WHAT THE TASK REQUIRES: Set out every line bearing the string "xlabel".

(Source records)

--- Begin ---

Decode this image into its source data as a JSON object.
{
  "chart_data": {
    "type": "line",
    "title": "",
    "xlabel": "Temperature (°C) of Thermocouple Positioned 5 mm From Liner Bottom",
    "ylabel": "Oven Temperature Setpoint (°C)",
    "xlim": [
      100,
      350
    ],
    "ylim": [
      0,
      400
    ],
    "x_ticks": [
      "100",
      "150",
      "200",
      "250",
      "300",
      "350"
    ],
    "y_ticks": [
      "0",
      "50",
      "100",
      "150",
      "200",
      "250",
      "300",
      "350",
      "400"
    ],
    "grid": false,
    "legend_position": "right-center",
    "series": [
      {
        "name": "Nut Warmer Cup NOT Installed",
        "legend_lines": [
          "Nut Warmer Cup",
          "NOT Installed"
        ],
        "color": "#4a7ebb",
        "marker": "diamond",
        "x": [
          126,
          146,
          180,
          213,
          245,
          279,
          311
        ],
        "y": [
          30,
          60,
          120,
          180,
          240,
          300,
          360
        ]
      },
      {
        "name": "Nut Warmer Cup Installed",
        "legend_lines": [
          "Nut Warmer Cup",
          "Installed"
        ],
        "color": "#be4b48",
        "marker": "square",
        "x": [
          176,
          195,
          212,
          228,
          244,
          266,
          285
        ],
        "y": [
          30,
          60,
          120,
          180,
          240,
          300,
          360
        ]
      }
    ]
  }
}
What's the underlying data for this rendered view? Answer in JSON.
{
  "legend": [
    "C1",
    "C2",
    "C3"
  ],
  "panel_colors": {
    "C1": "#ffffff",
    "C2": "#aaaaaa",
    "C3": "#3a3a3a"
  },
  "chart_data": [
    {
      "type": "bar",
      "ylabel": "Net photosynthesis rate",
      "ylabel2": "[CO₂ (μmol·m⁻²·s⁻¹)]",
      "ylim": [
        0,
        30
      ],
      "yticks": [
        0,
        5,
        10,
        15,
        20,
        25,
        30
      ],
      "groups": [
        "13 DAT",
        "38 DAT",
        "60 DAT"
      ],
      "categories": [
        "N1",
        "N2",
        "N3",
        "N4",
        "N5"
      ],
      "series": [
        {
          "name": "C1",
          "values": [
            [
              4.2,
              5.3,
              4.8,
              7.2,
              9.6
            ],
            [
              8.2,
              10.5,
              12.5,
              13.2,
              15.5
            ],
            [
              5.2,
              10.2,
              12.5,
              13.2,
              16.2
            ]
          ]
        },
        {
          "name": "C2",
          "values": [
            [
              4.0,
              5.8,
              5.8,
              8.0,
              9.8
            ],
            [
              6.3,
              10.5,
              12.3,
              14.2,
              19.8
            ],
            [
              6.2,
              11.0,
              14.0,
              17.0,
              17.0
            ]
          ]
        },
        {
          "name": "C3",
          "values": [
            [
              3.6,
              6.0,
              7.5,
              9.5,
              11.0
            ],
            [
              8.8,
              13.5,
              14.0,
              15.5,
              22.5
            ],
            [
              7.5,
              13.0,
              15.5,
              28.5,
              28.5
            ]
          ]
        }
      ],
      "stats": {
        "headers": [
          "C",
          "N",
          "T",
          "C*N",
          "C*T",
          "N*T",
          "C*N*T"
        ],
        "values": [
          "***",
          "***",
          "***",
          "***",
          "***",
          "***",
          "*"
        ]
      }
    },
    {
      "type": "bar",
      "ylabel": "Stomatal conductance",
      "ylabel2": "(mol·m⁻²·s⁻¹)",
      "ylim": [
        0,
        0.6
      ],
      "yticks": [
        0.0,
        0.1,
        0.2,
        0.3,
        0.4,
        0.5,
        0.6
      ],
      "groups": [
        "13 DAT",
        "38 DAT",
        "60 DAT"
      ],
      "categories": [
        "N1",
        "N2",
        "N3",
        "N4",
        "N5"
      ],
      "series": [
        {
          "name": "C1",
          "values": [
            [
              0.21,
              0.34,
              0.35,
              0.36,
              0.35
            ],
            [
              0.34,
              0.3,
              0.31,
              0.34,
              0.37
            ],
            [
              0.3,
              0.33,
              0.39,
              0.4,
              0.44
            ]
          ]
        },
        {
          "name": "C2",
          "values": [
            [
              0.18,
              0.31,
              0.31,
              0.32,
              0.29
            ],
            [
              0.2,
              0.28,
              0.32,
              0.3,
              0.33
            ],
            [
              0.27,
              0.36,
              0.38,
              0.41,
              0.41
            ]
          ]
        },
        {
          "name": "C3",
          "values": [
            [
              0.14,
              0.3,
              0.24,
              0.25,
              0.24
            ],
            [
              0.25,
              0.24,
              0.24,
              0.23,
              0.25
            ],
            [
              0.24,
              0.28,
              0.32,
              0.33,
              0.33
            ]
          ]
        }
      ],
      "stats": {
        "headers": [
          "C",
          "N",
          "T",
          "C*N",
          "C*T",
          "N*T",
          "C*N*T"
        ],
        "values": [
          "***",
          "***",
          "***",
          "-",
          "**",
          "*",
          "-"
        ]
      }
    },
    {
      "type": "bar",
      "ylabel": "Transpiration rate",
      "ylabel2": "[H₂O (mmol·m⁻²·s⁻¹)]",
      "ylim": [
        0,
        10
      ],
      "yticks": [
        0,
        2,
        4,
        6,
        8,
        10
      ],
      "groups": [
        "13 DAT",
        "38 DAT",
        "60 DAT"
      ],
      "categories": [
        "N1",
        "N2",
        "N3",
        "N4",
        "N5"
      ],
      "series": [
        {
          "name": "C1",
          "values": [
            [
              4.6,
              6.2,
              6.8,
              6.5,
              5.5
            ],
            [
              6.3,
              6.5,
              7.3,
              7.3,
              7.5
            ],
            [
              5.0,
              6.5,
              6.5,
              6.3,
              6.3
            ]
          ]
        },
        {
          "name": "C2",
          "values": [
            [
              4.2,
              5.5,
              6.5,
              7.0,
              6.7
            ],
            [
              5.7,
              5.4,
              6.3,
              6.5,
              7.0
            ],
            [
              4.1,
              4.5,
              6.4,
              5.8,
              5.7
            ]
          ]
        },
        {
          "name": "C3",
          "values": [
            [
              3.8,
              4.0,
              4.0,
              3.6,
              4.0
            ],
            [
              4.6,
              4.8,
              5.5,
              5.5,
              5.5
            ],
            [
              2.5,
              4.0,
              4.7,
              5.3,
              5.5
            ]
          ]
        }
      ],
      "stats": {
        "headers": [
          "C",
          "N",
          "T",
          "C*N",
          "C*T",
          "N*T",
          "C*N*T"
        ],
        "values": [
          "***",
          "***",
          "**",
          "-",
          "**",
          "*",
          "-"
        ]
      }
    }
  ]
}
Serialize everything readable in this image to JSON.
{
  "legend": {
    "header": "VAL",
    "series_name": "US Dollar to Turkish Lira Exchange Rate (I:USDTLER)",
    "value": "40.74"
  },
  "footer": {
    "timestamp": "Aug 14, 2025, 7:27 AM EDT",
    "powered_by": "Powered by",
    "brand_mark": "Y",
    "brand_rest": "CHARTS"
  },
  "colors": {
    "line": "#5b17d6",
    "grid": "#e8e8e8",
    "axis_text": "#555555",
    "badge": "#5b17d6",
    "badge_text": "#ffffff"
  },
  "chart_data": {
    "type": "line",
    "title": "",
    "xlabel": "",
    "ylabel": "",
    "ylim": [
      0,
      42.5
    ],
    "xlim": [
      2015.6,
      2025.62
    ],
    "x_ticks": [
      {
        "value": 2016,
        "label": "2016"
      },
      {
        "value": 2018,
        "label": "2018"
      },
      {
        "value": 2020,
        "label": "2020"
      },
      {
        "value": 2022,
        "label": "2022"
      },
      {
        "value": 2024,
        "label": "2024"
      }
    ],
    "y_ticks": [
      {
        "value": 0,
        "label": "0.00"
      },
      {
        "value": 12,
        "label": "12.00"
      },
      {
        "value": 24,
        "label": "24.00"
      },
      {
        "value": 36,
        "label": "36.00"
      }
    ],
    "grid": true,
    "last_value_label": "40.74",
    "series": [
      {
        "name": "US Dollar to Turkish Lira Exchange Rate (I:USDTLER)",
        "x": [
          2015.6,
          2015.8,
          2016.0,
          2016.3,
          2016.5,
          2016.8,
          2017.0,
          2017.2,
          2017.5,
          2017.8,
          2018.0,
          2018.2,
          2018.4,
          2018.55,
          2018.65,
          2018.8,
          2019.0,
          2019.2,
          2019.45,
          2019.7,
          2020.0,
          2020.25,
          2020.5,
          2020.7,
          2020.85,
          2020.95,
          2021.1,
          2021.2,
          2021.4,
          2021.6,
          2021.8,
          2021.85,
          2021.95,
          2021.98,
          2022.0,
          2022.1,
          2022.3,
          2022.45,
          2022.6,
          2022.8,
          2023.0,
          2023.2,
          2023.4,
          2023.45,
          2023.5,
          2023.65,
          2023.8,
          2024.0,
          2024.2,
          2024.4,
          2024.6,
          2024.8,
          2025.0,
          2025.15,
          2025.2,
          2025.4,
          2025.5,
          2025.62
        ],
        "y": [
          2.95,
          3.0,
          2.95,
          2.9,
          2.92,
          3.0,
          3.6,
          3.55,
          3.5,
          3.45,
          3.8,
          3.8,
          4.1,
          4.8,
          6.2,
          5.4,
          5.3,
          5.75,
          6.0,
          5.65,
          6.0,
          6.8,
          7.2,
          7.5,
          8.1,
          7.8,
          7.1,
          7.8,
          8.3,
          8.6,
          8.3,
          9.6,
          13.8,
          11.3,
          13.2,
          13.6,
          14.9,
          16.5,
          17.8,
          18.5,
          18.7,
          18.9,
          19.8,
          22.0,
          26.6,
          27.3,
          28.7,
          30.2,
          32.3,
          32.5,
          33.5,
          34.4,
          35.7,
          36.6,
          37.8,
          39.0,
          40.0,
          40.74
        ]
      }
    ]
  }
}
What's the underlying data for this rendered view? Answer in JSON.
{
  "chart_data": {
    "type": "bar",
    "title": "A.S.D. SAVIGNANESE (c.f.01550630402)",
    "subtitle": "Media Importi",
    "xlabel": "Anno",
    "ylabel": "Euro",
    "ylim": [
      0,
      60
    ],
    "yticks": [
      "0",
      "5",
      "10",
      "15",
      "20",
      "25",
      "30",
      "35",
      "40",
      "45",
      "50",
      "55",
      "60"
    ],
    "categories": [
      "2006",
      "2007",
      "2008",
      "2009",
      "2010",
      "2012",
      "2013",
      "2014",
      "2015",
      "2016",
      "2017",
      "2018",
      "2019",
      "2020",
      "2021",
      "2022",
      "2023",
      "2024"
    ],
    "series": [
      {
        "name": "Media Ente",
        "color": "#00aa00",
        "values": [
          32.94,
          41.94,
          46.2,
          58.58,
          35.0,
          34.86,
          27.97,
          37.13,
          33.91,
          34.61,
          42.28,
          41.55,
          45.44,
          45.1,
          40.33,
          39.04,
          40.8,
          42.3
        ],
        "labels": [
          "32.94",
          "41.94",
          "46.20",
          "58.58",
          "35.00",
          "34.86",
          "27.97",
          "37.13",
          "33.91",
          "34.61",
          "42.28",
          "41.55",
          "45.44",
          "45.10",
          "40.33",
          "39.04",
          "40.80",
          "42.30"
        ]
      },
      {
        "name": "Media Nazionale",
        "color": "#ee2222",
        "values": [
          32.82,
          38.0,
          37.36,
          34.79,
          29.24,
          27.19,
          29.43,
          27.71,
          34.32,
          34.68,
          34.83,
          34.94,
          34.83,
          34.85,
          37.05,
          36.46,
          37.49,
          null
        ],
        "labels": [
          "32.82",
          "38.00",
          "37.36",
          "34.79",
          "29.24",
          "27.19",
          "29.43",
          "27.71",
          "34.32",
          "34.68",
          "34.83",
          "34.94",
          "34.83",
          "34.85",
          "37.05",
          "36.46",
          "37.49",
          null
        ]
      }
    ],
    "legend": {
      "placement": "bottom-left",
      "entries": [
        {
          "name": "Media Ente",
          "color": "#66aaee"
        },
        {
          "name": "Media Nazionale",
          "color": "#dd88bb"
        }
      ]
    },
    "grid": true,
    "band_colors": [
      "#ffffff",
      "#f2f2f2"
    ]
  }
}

--- End ---

EXPECTED OUTPUT:
    "xlabel": "Temperature (°C) of Thermocouple Positioned 5 mm From Liner Bottom",
    "xlabel": "",
    "xlabel": "Anno",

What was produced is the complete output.